Task prompt: Sort through the entries below and pull out lines containing the word "护理费补助标准".

Source data:
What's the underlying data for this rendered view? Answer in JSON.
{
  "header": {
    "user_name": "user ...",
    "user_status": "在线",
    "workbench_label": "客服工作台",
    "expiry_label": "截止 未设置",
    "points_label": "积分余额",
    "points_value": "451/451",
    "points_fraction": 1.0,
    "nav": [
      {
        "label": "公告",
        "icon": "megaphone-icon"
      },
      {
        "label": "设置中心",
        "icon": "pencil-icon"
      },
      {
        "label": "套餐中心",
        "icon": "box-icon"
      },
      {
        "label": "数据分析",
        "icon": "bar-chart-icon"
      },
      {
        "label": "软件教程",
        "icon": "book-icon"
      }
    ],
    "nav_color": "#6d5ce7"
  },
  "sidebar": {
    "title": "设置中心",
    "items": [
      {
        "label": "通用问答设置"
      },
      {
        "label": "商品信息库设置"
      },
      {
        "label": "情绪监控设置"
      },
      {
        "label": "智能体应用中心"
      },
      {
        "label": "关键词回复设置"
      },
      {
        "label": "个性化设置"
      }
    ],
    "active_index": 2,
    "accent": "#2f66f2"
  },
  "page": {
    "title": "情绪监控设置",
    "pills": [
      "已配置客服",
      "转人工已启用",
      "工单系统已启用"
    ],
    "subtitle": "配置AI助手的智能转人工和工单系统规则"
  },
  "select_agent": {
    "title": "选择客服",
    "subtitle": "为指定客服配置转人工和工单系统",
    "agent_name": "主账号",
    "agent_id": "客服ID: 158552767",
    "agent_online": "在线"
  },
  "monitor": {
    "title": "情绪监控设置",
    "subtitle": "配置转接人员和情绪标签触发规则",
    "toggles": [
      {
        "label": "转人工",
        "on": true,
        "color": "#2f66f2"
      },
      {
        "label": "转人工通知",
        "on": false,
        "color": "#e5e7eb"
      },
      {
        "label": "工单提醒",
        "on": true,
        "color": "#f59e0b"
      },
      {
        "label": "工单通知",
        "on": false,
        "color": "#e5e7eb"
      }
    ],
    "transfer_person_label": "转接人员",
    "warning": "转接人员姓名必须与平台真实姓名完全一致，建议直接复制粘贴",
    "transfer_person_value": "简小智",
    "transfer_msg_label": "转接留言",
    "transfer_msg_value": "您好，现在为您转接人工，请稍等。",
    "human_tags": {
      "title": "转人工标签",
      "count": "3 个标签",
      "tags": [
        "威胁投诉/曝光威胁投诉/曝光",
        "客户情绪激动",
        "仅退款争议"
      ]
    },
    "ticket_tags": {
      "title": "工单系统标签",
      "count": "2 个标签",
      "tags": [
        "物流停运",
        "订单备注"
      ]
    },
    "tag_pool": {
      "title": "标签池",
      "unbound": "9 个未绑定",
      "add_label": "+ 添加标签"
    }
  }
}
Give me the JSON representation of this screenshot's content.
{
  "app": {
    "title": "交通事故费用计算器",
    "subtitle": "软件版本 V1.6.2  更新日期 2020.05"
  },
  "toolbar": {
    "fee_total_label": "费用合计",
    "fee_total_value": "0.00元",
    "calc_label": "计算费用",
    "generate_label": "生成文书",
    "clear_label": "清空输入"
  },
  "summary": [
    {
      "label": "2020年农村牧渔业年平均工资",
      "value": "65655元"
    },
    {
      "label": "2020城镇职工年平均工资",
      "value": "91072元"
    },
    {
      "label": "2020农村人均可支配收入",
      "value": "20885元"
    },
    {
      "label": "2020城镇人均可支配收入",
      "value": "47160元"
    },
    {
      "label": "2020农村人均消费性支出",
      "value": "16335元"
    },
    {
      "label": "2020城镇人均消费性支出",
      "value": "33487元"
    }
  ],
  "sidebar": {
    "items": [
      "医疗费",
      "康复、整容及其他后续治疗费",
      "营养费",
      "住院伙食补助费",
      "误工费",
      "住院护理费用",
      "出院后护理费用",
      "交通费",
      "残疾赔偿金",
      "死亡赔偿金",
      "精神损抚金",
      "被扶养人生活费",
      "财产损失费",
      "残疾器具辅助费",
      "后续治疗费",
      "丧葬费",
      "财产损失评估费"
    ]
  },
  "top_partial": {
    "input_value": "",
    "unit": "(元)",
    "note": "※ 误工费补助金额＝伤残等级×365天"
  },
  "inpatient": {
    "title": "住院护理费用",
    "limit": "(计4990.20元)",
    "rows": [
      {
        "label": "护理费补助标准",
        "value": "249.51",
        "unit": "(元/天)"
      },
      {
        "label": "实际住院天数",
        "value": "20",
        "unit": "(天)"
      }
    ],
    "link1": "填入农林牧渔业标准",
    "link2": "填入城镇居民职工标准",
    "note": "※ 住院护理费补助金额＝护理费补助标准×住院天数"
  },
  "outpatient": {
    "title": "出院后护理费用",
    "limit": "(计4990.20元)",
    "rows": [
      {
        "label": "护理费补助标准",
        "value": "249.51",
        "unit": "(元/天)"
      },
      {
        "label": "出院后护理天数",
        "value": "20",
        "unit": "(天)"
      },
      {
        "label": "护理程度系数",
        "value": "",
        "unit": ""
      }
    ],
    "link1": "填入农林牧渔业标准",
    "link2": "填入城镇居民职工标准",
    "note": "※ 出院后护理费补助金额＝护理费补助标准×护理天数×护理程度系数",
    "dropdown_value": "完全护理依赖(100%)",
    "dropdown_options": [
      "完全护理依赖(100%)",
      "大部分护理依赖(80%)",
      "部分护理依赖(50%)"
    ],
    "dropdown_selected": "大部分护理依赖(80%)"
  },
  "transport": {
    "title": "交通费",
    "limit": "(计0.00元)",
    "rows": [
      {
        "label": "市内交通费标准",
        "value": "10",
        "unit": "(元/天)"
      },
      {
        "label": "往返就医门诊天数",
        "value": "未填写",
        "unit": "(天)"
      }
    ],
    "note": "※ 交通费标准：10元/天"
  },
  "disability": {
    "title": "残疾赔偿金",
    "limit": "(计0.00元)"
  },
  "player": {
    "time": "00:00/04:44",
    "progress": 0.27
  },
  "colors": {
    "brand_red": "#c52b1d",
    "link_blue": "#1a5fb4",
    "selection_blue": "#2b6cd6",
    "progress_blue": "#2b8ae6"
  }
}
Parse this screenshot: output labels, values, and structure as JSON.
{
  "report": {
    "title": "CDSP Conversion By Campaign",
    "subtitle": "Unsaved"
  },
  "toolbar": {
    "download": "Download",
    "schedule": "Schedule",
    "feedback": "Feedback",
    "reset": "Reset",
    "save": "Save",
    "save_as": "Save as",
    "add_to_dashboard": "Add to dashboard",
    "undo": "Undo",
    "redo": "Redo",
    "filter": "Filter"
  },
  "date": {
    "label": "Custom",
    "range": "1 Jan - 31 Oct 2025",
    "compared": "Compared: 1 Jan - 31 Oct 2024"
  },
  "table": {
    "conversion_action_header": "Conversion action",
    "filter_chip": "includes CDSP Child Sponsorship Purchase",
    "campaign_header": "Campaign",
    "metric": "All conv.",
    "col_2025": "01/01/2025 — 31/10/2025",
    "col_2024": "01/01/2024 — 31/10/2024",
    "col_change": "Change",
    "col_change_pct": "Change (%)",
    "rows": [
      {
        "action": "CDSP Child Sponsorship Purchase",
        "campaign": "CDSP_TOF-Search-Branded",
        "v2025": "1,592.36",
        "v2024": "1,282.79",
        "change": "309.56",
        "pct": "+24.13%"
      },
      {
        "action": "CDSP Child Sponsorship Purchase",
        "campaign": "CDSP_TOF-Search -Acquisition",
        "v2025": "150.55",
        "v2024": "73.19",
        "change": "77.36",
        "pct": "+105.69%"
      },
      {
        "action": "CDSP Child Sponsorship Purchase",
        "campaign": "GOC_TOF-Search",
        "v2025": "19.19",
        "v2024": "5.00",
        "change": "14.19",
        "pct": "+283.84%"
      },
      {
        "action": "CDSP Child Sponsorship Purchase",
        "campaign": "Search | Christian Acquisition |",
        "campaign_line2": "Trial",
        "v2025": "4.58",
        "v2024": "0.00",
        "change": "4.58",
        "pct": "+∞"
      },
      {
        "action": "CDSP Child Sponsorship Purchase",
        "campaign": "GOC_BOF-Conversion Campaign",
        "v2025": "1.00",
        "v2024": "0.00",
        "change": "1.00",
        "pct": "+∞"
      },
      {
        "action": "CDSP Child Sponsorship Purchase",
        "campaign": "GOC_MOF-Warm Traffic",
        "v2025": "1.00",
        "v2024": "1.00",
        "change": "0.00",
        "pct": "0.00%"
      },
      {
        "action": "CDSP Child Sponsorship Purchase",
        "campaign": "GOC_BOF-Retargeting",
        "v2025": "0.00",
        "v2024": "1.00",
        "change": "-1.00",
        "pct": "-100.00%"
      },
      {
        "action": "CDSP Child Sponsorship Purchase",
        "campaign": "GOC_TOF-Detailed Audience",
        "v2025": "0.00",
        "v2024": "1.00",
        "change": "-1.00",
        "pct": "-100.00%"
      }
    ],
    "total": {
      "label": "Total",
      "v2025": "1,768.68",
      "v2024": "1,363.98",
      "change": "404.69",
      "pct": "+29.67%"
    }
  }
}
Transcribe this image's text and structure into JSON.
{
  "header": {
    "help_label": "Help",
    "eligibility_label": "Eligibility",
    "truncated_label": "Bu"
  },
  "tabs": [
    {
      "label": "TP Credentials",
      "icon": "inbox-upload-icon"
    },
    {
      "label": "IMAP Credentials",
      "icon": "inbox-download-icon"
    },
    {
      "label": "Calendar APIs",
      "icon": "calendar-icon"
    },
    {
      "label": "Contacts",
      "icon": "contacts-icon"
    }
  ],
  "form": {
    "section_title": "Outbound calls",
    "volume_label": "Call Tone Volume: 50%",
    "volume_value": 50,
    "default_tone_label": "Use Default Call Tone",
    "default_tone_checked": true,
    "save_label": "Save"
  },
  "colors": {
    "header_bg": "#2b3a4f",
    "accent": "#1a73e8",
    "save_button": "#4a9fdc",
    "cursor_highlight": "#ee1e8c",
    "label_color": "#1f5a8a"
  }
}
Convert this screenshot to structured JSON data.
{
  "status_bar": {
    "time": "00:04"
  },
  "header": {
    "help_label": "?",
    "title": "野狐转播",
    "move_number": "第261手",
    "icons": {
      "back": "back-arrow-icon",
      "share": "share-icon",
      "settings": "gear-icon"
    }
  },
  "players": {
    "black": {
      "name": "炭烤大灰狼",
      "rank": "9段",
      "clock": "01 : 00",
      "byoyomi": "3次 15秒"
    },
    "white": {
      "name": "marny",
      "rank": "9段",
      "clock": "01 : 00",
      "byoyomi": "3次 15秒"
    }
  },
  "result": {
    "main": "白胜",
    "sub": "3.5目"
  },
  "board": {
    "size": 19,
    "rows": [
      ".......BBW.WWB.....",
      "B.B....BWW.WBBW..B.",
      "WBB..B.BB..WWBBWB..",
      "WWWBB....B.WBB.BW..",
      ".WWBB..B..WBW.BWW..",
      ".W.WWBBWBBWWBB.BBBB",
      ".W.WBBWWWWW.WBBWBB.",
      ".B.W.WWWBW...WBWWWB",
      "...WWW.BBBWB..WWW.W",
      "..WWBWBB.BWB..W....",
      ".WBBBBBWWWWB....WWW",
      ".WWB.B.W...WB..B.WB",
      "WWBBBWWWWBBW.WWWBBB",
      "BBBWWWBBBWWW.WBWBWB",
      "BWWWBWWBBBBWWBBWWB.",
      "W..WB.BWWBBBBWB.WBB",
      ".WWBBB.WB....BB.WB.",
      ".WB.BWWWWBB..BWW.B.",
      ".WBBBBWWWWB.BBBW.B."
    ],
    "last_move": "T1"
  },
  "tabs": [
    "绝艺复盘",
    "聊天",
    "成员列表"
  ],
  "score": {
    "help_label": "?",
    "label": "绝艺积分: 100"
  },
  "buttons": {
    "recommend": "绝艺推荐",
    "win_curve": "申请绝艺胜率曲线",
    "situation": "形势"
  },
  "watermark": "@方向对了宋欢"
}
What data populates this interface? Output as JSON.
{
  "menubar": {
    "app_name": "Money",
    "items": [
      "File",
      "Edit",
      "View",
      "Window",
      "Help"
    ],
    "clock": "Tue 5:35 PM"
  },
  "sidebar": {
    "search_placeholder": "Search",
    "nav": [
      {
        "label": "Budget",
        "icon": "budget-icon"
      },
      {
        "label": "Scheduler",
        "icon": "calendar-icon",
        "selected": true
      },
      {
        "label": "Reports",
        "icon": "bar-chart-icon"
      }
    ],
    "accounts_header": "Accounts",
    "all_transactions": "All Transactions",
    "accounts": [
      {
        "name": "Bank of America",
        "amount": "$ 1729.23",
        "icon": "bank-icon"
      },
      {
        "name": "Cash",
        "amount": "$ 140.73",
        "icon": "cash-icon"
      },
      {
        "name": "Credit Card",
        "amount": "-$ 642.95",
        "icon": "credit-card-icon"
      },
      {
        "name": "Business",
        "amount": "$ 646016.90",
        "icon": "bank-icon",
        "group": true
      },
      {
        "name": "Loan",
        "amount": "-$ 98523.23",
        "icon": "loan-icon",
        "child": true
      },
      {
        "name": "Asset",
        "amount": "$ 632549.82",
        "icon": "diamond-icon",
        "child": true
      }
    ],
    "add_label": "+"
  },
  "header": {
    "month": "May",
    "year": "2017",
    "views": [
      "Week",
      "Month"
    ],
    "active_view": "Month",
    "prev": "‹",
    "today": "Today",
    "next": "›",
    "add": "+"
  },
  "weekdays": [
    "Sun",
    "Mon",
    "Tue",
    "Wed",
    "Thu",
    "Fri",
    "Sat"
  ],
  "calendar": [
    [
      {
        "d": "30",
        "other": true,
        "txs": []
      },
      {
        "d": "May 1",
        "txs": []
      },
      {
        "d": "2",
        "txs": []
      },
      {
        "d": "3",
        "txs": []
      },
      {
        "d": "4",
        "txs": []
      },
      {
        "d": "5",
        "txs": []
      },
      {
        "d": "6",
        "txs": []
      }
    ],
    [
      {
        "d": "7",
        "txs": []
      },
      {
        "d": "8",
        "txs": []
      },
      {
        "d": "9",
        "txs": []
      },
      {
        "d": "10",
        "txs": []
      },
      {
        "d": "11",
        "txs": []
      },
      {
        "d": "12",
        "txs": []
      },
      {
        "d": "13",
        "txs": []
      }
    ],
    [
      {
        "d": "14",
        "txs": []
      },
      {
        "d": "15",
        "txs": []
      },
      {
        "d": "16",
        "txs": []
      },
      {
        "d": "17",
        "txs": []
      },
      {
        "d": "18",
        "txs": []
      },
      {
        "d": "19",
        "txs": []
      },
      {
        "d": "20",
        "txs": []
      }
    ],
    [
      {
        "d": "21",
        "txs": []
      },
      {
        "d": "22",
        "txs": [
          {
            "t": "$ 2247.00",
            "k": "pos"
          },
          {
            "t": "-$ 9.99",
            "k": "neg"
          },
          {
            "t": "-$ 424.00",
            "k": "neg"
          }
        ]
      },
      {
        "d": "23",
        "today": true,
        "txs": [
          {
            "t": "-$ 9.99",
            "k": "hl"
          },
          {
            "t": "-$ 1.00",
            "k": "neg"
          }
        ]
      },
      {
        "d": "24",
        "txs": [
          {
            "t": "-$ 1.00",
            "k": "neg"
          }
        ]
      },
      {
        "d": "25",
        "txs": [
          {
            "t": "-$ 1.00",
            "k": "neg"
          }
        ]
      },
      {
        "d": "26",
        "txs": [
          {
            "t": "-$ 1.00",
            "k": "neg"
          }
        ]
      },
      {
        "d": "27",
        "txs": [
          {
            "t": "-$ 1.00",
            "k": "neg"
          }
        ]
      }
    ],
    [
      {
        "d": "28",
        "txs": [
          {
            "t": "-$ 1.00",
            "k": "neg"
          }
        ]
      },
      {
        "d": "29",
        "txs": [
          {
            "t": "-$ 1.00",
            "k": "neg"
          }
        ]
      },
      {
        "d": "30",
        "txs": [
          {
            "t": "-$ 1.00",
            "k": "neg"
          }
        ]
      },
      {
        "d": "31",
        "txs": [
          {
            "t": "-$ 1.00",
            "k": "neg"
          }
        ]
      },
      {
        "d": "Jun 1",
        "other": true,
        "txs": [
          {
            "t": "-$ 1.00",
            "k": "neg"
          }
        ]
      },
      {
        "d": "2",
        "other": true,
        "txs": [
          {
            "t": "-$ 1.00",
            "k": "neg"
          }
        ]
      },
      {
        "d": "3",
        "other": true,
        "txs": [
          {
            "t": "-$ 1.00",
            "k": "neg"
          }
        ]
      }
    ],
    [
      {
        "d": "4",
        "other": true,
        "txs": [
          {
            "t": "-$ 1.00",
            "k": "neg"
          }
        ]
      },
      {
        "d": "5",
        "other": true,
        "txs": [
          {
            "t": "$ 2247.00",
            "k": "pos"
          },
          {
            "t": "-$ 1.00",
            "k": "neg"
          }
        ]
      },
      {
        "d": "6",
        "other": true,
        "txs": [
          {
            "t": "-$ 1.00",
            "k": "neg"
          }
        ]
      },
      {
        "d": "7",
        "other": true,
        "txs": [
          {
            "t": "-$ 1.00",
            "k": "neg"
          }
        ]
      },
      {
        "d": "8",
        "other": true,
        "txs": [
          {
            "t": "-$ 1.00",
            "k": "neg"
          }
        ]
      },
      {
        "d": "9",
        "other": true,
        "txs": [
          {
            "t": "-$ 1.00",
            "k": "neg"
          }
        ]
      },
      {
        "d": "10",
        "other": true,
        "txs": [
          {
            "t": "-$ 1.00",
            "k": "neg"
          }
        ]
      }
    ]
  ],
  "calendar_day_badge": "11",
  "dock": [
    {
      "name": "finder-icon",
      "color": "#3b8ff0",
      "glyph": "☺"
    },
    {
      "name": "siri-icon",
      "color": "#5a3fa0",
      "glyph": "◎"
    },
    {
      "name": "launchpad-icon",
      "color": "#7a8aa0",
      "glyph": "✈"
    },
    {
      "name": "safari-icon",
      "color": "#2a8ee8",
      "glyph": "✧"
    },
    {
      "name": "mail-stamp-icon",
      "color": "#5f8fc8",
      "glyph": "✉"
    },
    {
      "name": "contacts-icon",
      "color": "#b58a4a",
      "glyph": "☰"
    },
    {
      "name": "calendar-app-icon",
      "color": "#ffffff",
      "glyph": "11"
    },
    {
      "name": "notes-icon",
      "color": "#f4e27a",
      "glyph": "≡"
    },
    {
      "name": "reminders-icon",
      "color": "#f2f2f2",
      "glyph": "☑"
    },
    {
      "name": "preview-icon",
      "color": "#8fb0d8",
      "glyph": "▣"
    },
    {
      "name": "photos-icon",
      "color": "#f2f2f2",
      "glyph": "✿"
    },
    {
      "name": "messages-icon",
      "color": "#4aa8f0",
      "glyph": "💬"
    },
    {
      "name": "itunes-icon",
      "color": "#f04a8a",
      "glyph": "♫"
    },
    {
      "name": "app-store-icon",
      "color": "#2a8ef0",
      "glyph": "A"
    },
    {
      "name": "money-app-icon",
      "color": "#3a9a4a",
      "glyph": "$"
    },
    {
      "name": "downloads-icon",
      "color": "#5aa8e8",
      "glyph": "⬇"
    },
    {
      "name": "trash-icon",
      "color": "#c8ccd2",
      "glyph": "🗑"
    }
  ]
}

Output of the task:
        "label": "护理费补助标准",
    "note": "※ 住院护理费补助金额＝护理费补助标准×住院天数"
        "label": "护理费补助标准",
    "note": "※ 出院后护理费补助金额＝护理费补助标准×护理天数×护理程度系数",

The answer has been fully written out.